THE REQUEST. Copy every line from the data below in which the string "speed" can be found.

(Stored entries)

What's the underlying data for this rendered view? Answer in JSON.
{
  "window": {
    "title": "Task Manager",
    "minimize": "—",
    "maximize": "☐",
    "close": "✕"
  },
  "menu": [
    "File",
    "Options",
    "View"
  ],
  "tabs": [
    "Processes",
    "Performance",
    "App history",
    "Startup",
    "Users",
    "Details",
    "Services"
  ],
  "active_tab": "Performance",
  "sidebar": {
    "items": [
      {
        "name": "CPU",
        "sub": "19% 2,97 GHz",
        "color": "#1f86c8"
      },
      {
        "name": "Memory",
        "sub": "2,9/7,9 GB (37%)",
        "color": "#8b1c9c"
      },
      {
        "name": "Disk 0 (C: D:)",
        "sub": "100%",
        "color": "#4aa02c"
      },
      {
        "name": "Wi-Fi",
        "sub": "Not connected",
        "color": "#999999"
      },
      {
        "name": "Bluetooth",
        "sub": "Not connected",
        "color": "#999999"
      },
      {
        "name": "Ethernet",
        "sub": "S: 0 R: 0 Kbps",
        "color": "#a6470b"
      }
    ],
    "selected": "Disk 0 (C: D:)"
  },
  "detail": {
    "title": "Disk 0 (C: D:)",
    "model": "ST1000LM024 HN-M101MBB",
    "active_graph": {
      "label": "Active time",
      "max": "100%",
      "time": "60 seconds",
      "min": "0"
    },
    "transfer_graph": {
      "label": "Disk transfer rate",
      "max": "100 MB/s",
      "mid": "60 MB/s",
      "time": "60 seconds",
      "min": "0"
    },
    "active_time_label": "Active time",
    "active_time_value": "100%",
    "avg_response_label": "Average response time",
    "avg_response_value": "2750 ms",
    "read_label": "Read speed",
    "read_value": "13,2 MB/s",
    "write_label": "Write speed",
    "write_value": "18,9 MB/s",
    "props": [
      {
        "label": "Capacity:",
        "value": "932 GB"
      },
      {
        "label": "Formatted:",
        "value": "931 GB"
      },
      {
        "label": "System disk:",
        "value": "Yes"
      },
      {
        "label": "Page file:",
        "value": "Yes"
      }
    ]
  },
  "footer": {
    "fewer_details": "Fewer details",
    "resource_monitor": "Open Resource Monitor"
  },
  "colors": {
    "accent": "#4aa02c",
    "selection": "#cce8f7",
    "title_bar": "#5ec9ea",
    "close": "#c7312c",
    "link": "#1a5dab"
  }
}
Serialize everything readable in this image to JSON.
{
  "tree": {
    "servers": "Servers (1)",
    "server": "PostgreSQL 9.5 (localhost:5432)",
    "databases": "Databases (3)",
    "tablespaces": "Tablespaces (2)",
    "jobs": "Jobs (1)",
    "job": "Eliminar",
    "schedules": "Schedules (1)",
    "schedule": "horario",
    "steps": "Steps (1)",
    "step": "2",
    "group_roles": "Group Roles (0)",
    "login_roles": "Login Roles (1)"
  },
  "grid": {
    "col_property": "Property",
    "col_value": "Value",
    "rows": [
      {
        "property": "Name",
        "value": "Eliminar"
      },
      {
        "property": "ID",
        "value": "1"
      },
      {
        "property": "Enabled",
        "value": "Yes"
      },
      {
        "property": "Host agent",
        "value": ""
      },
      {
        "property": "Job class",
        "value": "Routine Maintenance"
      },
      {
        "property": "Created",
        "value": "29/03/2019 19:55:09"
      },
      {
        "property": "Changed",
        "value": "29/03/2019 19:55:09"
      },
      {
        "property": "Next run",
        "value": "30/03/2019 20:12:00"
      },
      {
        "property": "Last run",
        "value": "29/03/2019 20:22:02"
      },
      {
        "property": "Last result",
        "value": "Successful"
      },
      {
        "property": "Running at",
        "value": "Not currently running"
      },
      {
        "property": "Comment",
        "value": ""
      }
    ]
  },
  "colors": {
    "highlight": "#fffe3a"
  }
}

* * *

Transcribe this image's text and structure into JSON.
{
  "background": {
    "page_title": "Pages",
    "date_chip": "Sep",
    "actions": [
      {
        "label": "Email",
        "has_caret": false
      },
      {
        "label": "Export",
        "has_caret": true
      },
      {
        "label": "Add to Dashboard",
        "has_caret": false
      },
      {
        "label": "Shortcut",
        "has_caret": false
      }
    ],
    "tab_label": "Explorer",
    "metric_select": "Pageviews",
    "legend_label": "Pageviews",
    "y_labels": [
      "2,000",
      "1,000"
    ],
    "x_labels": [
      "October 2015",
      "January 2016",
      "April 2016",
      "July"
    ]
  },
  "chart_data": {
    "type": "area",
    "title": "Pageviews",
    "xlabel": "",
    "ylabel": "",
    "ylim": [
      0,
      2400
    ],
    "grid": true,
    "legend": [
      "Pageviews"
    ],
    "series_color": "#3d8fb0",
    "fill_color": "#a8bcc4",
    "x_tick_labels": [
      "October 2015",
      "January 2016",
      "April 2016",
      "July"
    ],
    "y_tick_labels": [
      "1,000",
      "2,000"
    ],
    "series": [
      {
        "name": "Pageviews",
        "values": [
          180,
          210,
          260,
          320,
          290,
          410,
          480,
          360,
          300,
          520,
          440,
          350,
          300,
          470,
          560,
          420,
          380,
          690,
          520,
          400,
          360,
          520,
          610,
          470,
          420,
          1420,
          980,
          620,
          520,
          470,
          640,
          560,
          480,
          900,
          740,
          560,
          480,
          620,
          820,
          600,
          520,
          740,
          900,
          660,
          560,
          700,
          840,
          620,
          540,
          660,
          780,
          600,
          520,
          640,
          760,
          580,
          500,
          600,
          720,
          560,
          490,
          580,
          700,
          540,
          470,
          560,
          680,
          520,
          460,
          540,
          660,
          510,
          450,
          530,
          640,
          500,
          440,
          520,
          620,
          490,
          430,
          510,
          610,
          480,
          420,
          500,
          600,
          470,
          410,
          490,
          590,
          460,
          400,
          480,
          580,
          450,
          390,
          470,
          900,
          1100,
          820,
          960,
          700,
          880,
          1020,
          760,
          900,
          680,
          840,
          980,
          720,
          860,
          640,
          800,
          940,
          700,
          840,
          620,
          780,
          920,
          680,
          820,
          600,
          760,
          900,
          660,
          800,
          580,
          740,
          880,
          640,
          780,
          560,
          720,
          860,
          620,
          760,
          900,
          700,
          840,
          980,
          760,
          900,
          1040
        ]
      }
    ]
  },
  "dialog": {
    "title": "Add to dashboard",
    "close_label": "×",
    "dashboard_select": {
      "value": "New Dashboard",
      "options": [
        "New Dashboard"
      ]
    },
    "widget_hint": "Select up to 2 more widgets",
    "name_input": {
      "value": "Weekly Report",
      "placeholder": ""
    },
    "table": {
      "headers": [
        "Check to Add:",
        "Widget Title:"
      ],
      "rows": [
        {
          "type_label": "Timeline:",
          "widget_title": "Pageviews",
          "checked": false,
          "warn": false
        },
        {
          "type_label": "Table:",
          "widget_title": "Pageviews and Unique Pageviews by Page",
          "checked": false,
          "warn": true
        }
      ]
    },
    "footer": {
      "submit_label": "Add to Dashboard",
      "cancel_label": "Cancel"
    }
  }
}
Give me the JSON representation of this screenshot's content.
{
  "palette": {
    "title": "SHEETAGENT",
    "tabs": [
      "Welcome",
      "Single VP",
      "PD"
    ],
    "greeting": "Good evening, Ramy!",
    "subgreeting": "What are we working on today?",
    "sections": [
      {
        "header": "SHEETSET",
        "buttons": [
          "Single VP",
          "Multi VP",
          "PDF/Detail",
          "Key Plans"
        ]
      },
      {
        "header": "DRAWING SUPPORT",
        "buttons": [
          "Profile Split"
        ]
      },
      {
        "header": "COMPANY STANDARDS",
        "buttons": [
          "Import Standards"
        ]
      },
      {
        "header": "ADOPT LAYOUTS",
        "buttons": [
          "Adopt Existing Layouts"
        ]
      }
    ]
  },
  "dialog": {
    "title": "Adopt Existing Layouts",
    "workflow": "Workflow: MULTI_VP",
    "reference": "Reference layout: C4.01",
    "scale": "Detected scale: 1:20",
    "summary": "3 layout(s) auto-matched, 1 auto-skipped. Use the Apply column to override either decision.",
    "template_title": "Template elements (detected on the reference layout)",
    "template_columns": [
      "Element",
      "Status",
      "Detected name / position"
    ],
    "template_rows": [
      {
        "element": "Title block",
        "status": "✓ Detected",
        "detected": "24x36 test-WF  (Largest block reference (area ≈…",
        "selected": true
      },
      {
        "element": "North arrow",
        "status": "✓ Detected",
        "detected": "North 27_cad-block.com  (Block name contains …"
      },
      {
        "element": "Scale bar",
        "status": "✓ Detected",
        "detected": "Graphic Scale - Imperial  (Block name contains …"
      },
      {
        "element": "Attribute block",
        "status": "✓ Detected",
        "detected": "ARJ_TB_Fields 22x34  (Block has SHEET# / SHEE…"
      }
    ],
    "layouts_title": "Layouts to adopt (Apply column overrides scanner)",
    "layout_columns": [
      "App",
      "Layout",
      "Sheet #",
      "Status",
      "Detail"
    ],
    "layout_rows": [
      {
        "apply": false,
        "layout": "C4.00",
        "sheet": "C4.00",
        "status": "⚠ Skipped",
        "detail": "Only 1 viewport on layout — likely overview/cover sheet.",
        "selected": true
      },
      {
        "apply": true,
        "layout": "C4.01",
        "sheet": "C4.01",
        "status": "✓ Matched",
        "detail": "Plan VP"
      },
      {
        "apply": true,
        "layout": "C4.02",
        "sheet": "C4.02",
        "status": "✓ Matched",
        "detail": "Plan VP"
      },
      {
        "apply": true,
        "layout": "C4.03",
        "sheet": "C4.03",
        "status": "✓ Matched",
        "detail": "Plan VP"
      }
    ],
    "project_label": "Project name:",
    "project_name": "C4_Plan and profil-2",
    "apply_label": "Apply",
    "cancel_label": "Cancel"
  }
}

RESULT OF THIS TASK.
    "read_label": "Read speed",
    "write_label": "Write speed",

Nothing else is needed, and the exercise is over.